Source material.
····················

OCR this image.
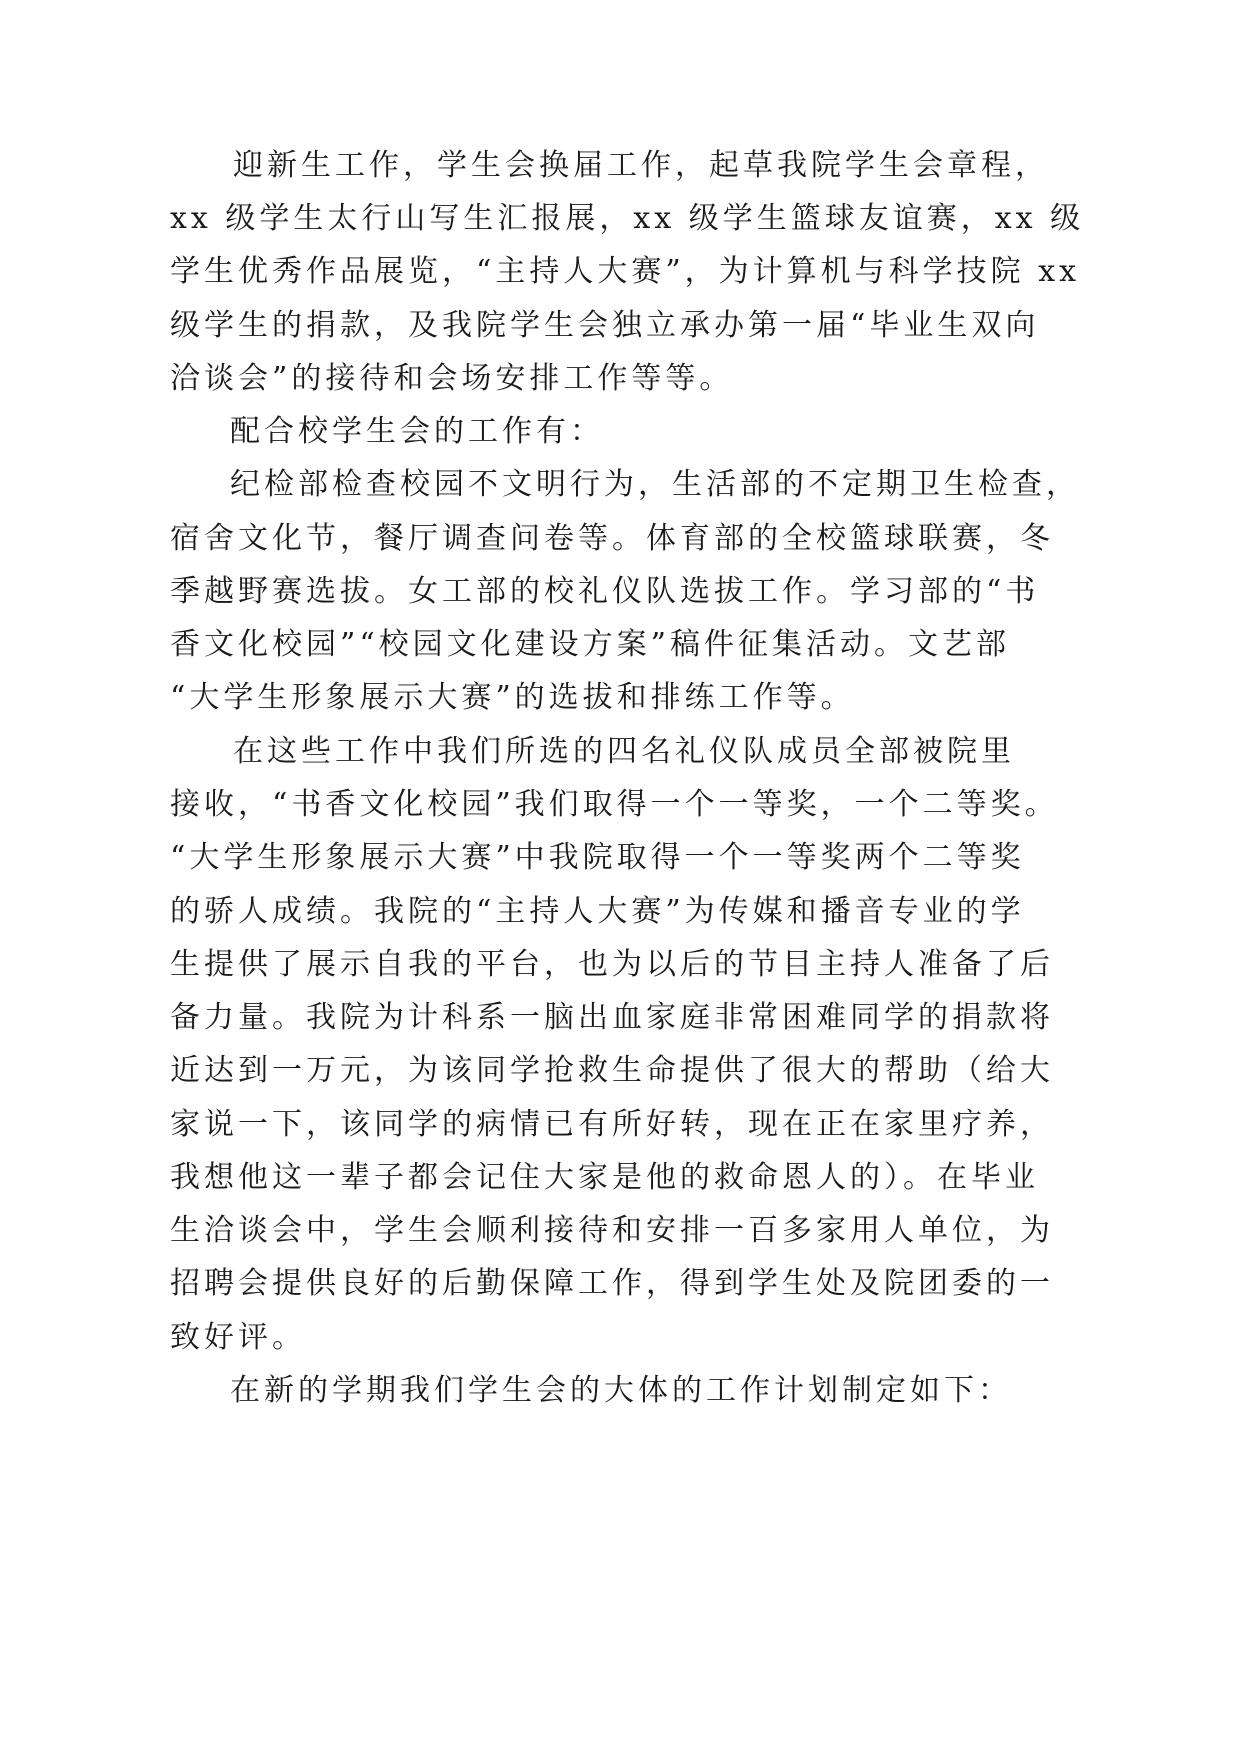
迎新生工作，学生会换届工作，起草我院学生会章程，
xx 级学生太行山写生汇报展，xx 级学生篮球友谊赛，xx 级
学生优秀作品展览，“主持人大赛”，为计算机与科学技院 xx
级学生的捐款，及我院学生会独立承办第一届“毕业生双向
洽谈会”的接待和会场安排工作等等。
配合校学生会的工作有：
纪检部检查校园不文明行为，生活部的不定期卫生检查，
宿舍文化节，餐厅调查问卷等。体育部的全校篮球联赛，冬
季越野赛选拔。女工部的校礼仪队选拔工作。学习部的“书
香文化校园”“校园文化建设方案”稿件征集活动。文艺部
“大学生形象展示大赛”的选拔和排练工作等。
在这些工作中我们所选的四名礼仪队成员全部被院里
接收，“书香文化校园”我们取得一个一等奖，一个二等奖。
“大学生形象展示大赛”中我院取得一个一等奖两个二等奖
的骄人成绩。我院的“主持人大赛”为传媒和播音专业的学
生提供了展示自我的平台，也为以后的节目主持人准备了后
备力量。我院为计科系一脑出血家庭非常困难同学的捐款将
近达到一万元，为该同学抢救生命提供了很大的帮助（给大
家说一下，该同学的病情已有所好转，现在正在家里疗养，
我想他这一辈子都会记住大家是他的救命恩人的）。在毕业
生洽谈会中，学生会顺利接待和安排一百多家用人单位，为
招聘会提供良好的后勤保障工作，得到学生处及院团委的一
致好评。
在新的学期我们学生会的大体的工作计划制定如下：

····················

Exercise.
Write out all the entries again, word for word, and print no images.

Full response.
OCR this image.
迎新生工作，学生会换届工作，起草我院学生会章程，
xx 级学生太行山写生汇报展，xx 级学生篮球友谊赛，xx 级
学生优秀作品展览，“主持人大赛”，为计算机与科学技院 xx
级学生的捐款，及我院学生会独立承办第一届“毕业生双向
洽谈会”的接待和会场安排工作等等。
配合校学生会的工作有：
纪检部检查校园不文明行为，生活部的不定期卫生检查，
宿舍文化节，餐厅调查问卷等。体育部的全校篮球联赛，冬
季越野赛选拔。女工部的校礼仪队选拔工作。学习部的“书
香文化校园”“校园文化建设方案”稿件征集活动。文艺部
“大学生形象展示大赛”的选拔和排练工作等。
在这些工作中我们所选的四名礼仪队成员全部被院里
接收，“书香文化校园”我们取得一个一等奖，一个二等奖。
“大学生形象展示大赛”中我院取得一个一等奖两个二等奖
的骄人成绩。我院的“主持人大赛”为传媒和播音专业的学
生提供了展示自我的平台，也为以后的节目主持人准备了后
备力量。我院为计科系一脑出血家庭非常困难同学的捐款将
近达到一万元，为该同学抢救生命提供了很大的帮助（给大
家说一下，该同学的病情已有所好转，现在正在家里疗养，
我想他这一辈子都会记住大家是他的救命恩人的）。在毕业
生洽谈会中，学生会顺利接待和安排一百多家用人单位，为
招聘会提供良好的后勤保障工作，得到学生处及院团委的一
致好评。
在新的学期我们学生会的大体的工作计划制定如下：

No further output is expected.